Dataset excerpts:
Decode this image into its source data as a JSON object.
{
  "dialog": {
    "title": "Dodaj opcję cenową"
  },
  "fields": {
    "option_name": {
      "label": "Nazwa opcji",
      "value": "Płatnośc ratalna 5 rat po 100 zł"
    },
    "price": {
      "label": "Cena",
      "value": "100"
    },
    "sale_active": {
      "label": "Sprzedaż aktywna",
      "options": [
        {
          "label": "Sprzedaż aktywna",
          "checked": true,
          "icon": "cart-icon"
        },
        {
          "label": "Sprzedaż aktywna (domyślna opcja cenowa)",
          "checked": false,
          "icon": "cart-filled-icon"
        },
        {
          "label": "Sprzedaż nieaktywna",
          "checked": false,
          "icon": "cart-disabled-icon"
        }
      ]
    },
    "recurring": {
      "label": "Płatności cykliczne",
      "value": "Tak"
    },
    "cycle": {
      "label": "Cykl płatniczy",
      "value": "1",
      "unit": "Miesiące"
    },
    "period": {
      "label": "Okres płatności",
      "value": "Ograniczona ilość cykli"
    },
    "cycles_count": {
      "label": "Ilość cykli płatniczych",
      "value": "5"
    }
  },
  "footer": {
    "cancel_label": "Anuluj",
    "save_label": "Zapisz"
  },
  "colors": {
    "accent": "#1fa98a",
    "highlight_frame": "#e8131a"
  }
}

Task details: Repeat the material above in full, exactly as it stands.

Answer to the exercise:
Decode this image into its source data as a JSON object.
{
  "dialog": {
    "title": "Dodaj opcję cenową"
  },
  "fields": {
    "option_name": {
      "label": "Nazwa opcji",
      "value": "Płatnośc ratalna 5 rat po 100 zł"
    },
    "price": {
      "label": "Cena",
      "value": "100"
    },
    "sale_active": {
      "label": "Sprzedaż aktywna",
      "options": [
        {
          "label": "Sprzedaż aktywna",
          "checked": true,
          "icon": "cart-icon"
        },
        {
          "label": "Sprzedaż aktywna (domyślna opcja cenowa)",
          "checked": false,
          "icon": "cart-filled-icon"
        },
        {
          "label": "Sprzedaż nieaktywna",
          "checked": false,
          "icon": "cart-disabled-icon"
        }
      ]
    },
    "recurring": {
      "label": "Płatności cykliczne",
      "value": "Tak"
    },
    "cycle": {
      "label": "Cykl płatniczy",
      "value": "1",
      "unit": "Miesiące"
    },
    "period": {
      "label": "Okres płatności",
      "value": "Ograniczona ilość cykli"
    },
    "cycles_count": {
      "label": "Ilość cykli płatniczych",
      "value": "5"
    }
  },
  "footer": {
    "cancel_label": "Anuluj",
    "save_label": "Zapisz"
  },
  "colors": {
    "accent": "#1fa98a",
    "highlight_frame": "#e8131a"
  }
}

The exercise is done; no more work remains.